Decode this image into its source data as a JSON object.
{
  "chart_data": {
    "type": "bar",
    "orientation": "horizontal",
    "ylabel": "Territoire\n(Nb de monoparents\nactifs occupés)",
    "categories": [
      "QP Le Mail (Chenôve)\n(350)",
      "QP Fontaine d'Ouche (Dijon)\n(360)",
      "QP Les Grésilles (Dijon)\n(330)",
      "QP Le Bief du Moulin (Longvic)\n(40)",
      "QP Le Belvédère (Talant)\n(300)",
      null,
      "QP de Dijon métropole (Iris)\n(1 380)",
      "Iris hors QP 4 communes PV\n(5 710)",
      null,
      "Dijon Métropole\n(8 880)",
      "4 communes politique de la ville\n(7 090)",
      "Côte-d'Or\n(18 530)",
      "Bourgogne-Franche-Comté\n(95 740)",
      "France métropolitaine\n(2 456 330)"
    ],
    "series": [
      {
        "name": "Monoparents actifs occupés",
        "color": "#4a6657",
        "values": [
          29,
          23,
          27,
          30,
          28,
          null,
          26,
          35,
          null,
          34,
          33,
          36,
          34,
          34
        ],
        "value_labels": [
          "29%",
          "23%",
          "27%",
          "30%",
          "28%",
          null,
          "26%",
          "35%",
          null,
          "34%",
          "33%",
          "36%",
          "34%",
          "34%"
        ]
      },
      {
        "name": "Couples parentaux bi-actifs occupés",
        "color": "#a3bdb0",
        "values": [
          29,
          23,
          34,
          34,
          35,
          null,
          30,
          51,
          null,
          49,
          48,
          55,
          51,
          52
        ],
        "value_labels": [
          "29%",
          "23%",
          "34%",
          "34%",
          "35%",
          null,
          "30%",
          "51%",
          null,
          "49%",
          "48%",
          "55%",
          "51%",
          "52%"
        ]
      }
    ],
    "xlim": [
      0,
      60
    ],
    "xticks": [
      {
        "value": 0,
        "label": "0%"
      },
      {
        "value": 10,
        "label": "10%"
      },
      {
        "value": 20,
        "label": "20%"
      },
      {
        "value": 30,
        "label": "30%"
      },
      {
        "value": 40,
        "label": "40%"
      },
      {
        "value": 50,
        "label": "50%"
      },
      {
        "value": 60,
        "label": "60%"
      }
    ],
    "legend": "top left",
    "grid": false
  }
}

══════

Exercise objective >>
Repeat the preceding lines exactly, please, every one of them.

Final answer >>
Decode this image into its source data as a JSON object.
{
  "chart_data": {
    "type": "bar",
    "orientation": "horizontal",
    "ylabel": "Territoire\n(Nb de monoparents\nactifs occupés)",
    "categories": [
      "QP Le Mail (Chenôve)\n(350)",
      "QP Fontaine d'Ouche (Dijon)\n(360)",
      "QP Les Grésilles (Dijon)\n(330)",
      "QP Le Bief du Moulin (Longvic)\n(40)",
      "QP Le Belvédère (Talant)\n(300)",
      null,
      "QP de Dijon métropole (Iris)\n(1 380)",
      "Iris hors QP 4 communes PV\n(5 710)",
      null,
      "Dijon Métropole\n(8 880)",
      "4 communes politique de la ville\n(7 090)",
      "Côte-d'Or\n(18 530)",
      "Bourgogne-Franche-Comté\n(95 740)",
      "France métropolitaine\n(2 456 330)"
    ],
    "series": [
      {
        "name": "Monoparents actifs occupés",
        "color": "#4a6657",
        "values": [
          29,
          23,
          27,
          30,
          28,
          null,
          26,
          35,
          null,
          34,
          33,
          36,
          34,
          34
        ],
        "value_labels": [
          "29%",
          "23%",
          "27%",
          "30%",
          "28%",
          null,
          "26%",
          "35%",
          null,
          "34%",
          "33%",
          "36%",
          "34%",
          "34%"
        ]
      },
      {
        "name": "Couples parentaux bi-actifs occupés",
        "color": "#a3bdb0",
        "values": [
          29,
          23,
          34,
          34,
          35,
          null,
          30,
          51,
          null,
          49,
          48,
          55,
          51,
          52
        ],
        "value_labels": [
          "29%",
          "23%",
          "34%",
          "34%",
          "35%",
          null,
          "30%",
          "51%",
          null,
          "49%",
          "48%",
          "55%",
          "51%",
          "52%"
        ]
      }
    ],
    "xlim": [
      0,
      60
    ],
    "xticks": [
      {
        "value": 0,
        "label": "0%"
      },
      {
        "value": 10,
        "label": "10%"
      },
      {
        "value": 20,
        "label": "20%"
      },
      {
        "value": 30,
        "label": "30%"
      },
      {
        "value": 40,
        "label": "40%"
      },
      {
        "value": 50,
        "label": "50%"
      },
      {
        "value": 60,
        "label": "60%"
      }
    ],
    "legend": "top left",
    "grid": false
  }
}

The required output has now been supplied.